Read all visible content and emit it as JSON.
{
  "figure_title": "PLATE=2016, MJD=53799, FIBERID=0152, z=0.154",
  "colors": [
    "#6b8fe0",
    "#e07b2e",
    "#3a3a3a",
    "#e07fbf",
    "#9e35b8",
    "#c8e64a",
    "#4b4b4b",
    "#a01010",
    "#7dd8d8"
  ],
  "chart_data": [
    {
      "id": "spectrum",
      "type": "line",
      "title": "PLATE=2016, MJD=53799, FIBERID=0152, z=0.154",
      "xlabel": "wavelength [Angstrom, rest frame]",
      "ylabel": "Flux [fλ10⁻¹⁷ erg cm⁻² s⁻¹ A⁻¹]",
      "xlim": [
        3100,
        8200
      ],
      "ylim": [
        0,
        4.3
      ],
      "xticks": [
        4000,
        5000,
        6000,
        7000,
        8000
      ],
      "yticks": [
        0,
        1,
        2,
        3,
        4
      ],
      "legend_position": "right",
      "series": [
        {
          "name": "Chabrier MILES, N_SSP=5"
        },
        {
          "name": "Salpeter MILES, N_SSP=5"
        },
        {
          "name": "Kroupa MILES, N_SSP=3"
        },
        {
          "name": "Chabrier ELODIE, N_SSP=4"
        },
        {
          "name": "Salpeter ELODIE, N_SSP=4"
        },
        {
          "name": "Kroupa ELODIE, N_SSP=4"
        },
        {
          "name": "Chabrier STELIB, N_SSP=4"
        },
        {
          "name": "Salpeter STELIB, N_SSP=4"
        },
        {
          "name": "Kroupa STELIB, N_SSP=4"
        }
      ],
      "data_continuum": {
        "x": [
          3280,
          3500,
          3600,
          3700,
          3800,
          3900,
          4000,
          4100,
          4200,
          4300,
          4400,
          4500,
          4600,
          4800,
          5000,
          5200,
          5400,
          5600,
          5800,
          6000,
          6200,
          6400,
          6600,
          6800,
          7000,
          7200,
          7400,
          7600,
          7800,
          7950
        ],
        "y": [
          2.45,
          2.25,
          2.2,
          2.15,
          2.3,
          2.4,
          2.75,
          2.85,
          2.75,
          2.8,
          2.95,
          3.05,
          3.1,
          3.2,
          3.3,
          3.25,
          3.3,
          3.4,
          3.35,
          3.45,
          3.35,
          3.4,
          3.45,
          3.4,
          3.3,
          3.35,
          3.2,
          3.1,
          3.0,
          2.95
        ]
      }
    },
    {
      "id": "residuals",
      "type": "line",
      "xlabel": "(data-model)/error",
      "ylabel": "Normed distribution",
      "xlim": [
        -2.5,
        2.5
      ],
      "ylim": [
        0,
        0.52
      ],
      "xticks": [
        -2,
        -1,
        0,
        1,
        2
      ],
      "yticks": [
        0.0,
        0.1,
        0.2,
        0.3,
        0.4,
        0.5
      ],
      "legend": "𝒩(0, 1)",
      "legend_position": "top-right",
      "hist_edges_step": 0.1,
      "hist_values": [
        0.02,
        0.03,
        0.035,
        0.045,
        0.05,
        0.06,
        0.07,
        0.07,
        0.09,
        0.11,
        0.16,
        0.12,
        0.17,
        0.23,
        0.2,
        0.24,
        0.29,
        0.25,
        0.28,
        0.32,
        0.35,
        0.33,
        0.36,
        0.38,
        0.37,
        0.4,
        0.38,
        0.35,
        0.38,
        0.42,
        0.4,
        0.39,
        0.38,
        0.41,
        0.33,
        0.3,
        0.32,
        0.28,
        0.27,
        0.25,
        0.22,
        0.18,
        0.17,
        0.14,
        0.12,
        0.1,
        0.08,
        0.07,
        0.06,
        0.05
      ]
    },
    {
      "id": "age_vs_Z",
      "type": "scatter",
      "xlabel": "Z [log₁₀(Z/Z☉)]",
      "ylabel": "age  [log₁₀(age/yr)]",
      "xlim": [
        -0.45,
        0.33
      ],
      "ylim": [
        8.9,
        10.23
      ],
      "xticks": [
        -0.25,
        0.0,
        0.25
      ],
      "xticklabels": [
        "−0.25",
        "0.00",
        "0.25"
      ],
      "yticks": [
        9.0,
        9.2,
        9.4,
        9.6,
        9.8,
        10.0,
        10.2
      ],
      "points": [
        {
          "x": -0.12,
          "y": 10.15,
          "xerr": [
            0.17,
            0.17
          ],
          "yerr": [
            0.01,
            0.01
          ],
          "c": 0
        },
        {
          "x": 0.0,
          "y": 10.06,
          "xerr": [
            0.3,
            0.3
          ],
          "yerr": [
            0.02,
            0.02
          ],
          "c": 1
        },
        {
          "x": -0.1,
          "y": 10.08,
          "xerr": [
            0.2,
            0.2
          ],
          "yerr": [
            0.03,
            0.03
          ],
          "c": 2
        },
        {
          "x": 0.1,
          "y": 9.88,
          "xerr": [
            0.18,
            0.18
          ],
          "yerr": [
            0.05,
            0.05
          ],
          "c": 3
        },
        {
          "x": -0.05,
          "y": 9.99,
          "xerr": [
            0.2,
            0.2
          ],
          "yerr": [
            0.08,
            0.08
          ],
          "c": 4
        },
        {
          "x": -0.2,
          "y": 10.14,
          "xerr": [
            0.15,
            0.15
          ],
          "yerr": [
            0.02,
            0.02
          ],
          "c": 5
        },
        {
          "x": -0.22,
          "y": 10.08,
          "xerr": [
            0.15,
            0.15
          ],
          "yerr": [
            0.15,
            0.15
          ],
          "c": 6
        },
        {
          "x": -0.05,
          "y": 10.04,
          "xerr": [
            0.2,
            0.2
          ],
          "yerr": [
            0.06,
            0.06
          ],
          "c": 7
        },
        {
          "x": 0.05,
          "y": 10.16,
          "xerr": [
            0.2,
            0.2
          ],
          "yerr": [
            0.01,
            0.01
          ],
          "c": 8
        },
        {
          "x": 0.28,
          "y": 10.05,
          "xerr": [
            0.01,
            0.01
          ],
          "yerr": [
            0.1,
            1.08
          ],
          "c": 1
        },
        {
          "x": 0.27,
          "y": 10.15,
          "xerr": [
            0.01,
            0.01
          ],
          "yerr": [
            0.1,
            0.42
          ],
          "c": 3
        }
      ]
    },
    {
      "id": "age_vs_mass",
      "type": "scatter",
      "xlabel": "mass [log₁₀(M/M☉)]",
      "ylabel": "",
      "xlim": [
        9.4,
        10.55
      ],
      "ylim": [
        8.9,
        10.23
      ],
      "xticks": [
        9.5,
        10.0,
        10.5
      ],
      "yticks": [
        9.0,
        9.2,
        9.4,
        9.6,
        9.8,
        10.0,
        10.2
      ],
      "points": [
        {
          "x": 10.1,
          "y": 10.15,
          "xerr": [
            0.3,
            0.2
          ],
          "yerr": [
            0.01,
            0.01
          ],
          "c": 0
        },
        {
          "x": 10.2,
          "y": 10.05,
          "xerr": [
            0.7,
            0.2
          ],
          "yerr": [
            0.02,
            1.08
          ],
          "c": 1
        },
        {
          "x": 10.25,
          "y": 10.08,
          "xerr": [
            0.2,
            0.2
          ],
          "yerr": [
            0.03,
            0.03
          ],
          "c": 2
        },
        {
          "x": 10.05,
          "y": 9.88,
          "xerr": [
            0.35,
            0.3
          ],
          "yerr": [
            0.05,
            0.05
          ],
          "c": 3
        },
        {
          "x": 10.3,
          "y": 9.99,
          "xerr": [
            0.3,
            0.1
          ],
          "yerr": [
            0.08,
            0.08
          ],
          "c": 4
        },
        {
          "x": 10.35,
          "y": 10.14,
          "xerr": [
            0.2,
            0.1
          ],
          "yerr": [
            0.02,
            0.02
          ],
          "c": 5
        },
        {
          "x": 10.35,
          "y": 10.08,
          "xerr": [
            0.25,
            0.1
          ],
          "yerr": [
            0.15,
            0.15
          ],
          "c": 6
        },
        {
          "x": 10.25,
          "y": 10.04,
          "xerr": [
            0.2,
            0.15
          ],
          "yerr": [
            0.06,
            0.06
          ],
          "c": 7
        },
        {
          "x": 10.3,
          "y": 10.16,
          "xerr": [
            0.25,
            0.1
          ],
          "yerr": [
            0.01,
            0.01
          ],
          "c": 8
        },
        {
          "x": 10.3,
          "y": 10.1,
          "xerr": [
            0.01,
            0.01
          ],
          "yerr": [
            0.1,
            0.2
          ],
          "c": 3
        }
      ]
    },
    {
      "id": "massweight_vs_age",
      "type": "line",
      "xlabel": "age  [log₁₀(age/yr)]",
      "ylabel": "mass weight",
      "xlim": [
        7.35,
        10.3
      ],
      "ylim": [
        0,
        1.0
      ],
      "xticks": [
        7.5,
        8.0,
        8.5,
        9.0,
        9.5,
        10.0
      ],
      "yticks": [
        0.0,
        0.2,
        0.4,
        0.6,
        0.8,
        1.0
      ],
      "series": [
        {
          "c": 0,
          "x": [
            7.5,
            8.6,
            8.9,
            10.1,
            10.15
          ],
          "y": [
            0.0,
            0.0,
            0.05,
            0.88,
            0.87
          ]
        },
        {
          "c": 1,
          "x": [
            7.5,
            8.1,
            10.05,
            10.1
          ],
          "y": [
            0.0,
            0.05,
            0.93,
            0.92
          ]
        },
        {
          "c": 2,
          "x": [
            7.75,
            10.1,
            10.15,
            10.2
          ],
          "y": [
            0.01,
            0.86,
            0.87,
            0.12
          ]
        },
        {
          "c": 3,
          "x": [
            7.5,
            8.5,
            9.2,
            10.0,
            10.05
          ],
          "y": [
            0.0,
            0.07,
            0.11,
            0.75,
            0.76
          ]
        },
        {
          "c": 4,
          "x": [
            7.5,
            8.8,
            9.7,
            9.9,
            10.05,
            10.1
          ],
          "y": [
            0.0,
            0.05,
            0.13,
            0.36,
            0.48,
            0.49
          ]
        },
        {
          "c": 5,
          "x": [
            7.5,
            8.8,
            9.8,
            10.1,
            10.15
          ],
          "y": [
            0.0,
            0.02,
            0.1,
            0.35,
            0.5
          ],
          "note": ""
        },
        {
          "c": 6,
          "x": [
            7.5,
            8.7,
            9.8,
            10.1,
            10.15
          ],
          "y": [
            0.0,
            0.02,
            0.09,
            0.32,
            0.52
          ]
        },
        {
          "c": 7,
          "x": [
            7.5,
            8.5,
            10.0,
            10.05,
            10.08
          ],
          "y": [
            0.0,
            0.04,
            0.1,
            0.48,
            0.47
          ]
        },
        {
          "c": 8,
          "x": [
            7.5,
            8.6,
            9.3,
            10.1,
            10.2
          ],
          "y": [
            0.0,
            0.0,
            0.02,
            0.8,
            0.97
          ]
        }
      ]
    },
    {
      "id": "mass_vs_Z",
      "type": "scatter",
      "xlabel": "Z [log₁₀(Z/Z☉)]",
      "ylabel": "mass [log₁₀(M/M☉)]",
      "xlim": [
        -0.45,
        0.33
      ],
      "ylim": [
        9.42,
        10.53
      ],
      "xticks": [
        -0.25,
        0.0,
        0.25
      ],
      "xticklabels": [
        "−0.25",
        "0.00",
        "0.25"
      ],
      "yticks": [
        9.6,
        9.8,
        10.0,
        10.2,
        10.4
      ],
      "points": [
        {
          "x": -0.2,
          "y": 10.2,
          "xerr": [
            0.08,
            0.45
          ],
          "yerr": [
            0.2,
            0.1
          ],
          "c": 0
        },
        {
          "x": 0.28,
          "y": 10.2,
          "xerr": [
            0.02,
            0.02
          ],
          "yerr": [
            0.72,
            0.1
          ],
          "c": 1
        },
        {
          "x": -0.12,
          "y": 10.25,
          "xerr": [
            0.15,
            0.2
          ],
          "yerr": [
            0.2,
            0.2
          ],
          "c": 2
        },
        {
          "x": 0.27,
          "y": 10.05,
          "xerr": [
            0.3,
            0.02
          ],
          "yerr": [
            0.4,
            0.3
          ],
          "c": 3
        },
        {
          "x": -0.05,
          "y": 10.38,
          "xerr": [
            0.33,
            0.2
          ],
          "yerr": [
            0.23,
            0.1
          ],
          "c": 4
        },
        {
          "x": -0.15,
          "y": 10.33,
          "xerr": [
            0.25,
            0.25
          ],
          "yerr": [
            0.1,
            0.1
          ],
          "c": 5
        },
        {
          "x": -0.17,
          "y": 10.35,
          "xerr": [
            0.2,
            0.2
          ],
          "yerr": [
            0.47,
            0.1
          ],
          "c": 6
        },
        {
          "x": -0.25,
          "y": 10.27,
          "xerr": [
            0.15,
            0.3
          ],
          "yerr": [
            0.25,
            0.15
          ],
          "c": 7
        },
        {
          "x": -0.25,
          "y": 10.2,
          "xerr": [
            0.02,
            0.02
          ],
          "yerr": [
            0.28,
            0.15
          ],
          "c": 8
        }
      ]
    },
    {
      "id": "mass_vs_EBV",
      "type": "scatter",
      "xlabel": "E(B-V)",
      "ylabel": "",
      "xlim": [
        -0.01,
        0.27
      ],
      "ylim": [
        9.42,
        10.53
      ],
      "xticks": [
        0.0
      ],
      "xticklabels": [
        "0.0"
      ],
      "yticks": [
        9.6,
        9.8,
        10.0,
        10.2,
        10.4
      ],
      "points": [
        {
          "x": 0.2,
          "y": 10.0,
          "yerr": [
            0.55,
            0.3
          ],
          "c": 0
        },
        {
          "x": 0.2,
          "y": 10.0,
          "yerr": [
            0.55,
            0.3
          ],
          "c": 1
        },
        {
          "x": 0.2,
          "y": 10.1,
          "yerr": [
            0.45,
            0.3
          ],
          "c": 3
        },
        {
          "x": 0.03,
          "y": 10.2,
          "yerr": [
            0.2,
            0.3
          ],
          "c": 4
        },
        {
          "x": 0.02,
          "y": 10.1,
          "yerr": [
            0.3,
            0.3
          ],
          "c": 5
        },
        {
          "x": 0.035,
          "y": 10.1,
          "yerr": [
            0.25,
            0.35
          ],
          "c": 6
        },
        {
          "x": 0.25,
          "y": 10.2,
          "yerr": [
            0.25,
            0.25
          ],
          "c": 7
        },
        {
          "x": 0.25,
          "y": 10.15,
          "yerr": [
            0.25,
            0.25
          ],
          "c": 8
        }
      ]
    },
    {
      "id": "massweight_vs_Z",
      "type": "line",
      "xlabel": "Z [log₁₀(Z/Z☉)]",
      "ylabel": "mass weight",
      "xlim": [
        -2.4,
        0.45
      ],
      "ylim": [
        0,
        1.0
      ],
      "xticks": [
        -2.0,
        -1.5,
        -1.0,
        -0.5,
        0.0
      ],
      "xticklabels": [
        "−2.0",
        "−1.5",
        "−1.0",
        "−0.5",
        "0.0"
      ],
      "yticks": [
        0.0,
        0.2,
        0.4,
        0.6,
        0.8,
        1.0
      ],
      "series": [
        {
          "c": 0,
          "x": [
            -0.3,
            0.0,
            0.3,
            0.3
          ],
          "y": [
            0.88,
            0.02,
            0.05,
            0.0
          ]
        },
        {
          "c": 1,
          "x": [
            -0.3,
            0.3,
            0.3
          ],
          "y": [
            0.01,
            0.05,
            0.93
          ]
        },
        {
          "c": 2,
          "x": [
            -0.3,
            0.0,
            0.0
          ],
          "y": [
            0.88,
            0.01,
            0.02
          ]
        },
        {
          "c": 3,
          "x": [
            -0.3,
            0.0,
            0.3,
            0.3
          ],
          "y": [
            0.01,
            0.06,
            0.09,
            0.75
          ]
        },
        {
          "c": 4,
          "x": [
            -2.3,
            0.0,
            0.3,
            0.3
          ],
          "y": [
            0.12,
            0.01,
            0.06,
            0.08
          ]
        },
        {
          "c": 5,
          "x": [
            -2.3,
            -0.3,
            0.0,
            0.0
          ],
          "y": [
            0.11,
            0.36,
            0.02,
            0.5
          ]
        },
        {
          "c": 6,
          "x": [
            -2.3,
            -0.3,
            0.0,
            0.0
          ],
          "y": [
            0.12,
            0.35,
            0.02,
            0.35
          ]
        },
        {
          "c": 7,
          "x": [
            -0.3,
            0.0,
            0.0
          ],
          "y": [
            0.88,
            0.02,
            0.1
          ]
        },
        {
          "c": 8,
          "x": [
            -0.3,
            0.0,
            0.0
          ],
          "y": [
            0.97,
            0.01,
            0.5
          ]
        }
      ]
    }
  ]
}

────────────────

» **WHAT IS NEEDED**: Note how many lines in the listing above hold the string "PLATE", then give only that figure.

» **RESPONSE**: 2